# Quick Torsion question

1. May 18, 2005

### morry

Hi guys,

Just a quick question. I have been attempting some problems to do with torsion.

Most are pretty standard, you know, find the torque, angular rotation etc.

However Im stuck on this one. I have calculated the torque and rotation for a shaft thats at its proportional limit. But the next part asks me to find the same things, but this time the beam is fully plastic. How can I do this?? I have no idea.

Thanks guys.

2. May 18, 2005

### Gokul43201

Staff Emeritus
Morry, it is most efficient to post the exact question.

3. May 18, 2005

### morry

Ok here it is:

What torque and angular rotation are produced if the bar is deformed until it is fully plastic? Assume perfectly elasto-plastic material behaviour.

I am given the yield stress and elastic modulus. Dont worry about giving me specific answers, just a quick understanding is all Im after.

Cheers.

Last edited: May 18, 2005
4. May 18, 2005

### FredGarvin

At first thought, they may be asking you to use the ultimate yield stress as your failure criteria in stead of the yield stress. I am not quite sure what "perfectly elasto-plastic material behaviour" really means.

^^^^^^^^^^^^^^^^

# Task set
**a.** Answer these questions from the torsion forum thread:
(i) For a shaft at its proportional limit, which two quantities does morry say he has already calculated?
(ii) What material behaviour does the exact question say to assume?
(iii) According to morry, which two values is he given?
**b.** Write the next post in the torsion forum thread, picking up after FredGarvin's reply.

^^^^^^^^^^^^^^^^

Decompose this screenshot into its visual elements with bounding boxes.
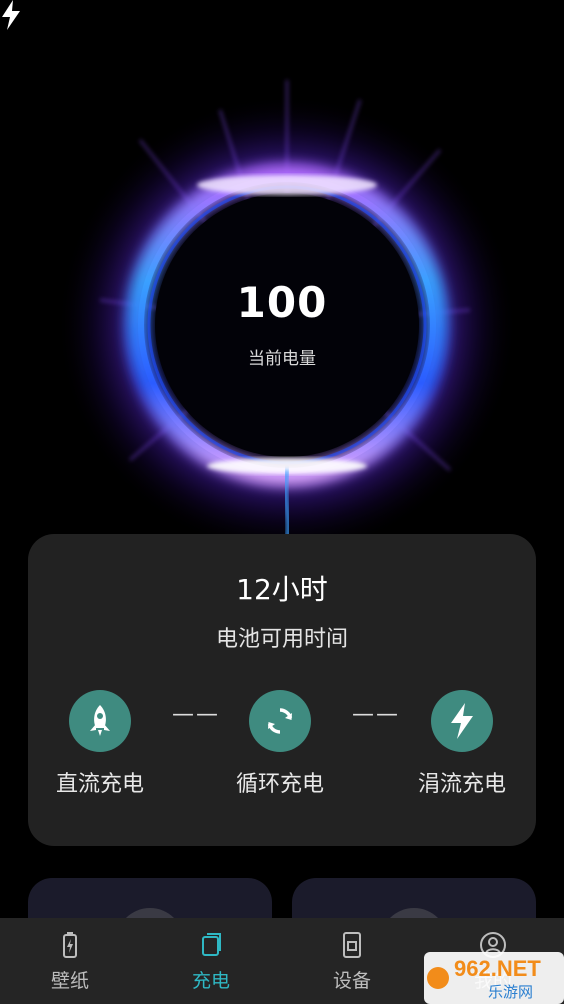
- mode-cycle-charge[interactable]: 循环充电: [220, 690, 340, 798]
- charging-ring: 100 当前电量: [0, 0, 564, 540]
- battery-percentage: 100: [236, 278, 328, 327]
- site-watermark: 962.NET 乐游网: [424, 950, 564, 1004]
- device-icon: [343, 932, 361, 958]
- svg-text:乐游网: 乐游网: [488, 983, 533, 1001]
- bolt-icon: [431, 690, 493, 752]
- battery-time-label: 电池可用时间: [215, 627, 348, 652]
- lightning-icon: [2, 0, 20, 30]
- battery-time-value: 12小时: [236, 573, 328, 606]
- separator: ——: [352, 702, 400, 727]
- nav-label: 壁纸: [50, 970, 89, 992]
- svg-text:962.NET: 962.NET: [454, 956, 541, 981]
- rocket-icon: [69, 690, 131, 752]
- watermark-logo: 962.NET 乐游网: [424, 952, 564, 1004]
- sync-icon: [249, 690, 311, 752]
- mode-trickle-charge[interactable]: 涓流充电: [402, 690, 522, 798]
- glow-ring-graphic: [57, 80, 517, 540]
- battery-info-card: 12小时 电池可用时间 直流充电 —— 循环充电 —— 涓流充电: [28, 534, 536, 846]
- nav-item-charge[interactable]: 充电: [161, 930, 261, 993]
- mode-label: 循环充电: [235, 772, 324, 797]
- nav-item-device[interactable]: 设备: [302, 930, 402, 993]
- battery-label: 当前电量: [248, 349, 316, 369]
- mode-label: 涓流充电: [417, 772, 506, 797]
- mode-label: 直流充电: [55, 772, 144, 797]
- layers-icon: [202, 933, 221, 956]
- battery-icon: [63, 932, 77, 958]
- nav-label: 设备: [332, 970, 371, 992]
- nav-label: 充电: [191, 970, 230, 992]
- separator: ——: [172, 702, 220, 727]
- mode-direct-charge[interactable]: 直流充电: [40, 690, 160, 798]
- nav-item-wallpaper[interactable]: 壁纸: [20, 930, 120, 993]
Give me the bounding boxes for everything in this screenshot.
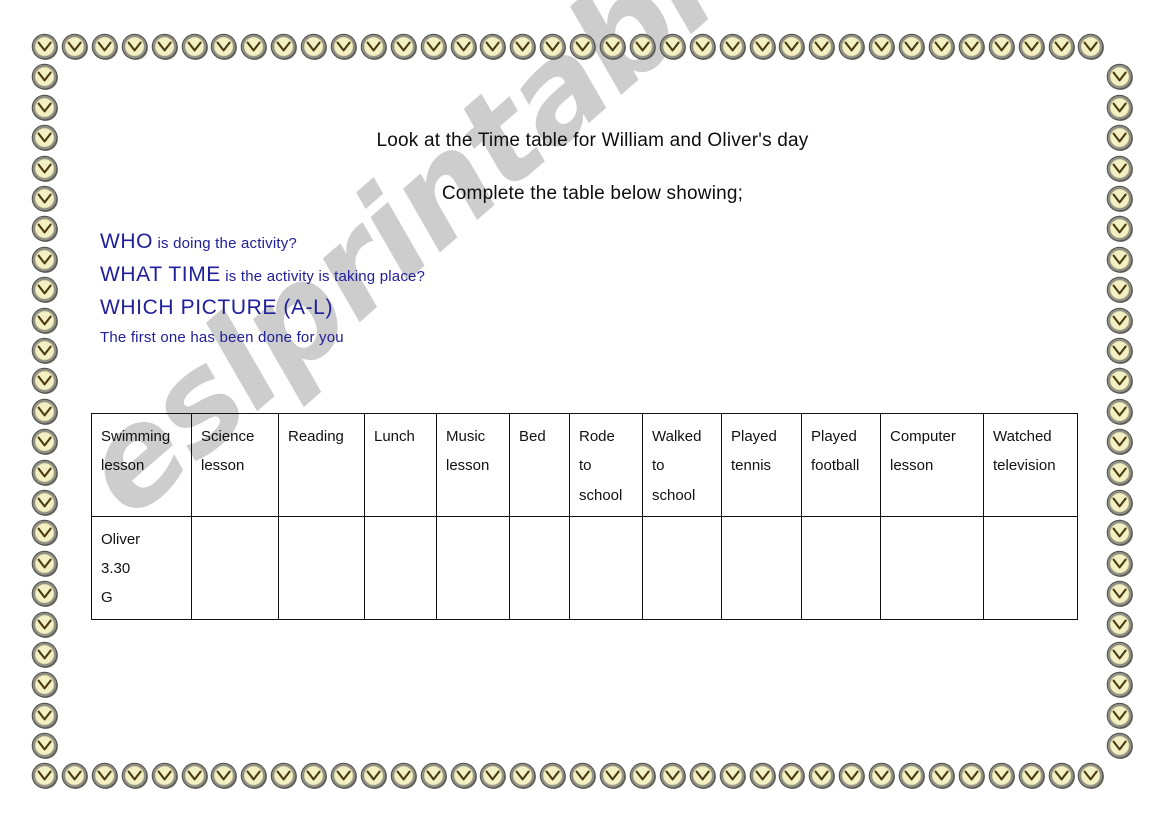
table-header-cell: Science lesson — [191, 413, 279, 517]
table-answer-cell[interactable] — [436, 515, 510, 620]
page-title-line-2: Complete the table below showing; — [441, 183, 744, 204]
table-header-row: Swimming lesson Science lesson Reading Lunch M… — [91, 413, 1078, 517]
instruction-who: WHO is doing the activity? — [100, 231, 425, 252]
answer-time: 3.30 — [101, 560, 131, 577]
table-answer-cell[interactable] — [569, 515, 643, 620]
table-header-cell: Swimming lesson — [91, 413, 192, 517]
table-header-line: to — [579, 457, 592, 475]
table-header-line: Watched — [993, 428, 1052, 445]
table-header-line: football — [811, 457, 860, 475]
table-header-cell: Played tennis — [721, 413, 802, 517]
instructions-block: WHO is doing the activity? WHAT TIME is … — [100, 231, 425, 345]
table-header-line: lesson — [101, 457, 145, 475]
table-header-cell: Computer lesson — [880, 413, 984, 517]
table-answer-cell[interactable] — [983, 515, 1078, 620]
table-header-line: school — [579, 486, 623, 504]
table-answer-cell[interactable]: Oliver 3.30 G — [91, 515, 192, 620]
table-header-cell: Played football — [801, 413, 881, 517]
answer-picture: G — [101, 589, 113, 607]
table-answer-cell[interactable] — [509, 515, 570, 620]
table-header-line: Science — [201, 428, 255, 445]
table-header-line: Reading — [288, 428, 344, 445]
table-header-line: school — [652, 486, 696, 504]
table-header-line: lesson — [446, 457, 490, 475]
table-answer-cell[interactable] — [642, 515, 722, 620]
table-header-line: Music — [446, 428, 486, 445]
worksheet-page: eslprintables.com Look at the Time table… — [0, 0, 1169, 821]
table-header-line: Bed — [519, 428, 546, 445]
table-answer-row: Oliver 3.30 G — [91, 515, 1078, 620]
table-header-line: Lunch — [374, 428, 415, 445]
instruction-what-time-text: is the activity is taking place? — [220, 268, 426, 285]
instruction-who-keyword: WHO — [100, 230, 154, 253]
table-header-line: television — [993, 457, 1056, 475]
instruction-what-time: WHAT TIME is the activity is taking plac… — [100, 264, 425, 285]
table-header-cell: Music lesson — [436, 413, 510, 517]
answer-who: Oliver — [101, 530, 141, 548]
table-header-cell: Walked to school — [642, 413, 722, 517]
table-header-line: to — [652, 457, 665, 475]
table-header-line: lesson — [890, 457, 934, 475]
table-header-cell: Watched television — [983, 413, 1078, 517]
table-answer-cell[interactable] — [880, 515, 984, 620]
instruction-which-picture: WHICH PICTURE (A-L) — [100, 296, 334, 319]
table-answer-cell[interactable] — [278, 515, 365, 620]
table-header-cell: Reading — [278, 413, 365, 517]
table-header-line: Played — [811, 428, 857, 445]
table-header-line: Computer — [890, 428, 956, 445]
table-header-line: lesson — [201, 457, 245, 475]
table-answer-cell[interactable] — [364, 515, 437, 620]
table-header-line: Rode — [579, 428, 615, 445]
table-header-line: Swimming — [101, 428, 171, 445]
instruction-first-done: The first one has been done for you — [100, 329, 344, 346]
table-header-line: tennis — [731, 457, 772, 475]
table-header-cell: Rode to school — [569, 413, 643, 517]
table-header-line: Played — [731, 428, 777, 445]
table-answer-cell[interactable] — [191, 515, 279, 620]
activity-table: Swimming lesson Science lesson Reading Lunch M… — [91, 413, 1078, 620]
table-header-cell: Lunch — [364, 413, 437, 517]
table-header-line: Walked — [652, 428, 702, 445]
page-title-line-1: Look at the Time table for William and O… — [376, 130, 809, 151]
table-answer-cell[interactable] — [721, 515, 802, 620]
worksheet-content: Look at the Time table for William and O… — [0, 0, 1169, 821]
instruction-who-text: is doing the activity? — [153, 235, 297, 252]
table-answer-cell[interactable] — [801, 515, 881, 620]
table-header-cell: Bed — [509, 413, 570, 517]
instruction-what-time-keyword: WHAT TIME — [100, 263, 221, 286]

^^^^^^^^^^^^^^^^

# Answers below
**a.**
(i) The torque and the rotation.
(ii) Perfectly elasto-plastic material behaviour.
(iii) The yield stress and the elastic modulus.

**b.**
5. May 18, 2005

### morry

The trouble is, they dont give us anymore information about the Uts. I think its a weird question. Its good to see Im not the only one who thinks this way.

6. May 18, 2005

### PerennialII

Are you familiar with analyses using rigid or ideal plastic plasticity descriptions? The first thing coming to mind in a question such as this one is that they'd want you to do a limit load / plastic collapse analysis. Usage of solely yield strength in this case implies probably that hardening in all forms is neglected.

7. May 18, 2005

### Gokul43201

Staff Emeritus
Perennial, I suspect this is much simpler still, and yes, strain hardening must be neglected.

The stress-strain curve, I believe, looks as shown in the attachment. This is what I recall is refered to as "perfectly elastoplastic".

That said, I believe there is insufficient data to answer the second question : the angular rotation at failure. Clearly, the torque will be the same as in the elastic case.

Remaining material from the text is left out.